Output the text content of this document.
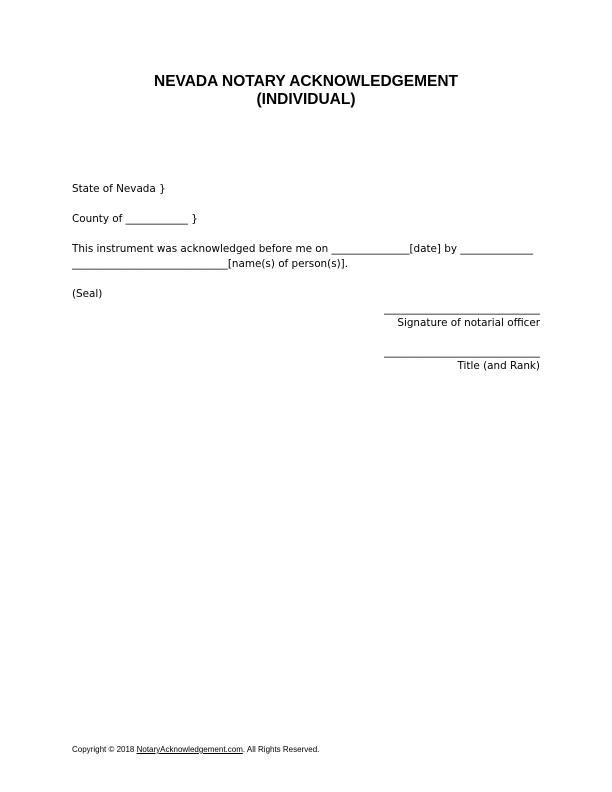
NEVADA NOTARY ACKNOWLEDGEMENT
(INDIVIDUAL)

State of Nevada }

County of ____________ }

This instrument was acknowledged before me on _______________[date] by ______________

______________________________[name(s) of person(s)].

(Seal)

______________________________

Signature of notarial officer

______________________________

Title (and Rank)

Copyright © 2018 NotaryAcknowledgement.com. All Rights Reserved.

**Instructions to follow:**
All records should be output exactly, with the pictures left out.

**The solution:**
Output the text content of this document.
NEVADA NOTARY ACKNOWLEDGEMENT
(INDIVIDUAL)

State of Nevada }

County of ____________ }

This instrument was acknowledged before me on _______________[date] by ______________

______________________________[name(s) of person(s)].

(Seal)

______________________________

Signature of notarial officer

______________________________

Title (and Rank)

Copyright © 2018 NotaryAcknowledgement.com. All Rights Reserved.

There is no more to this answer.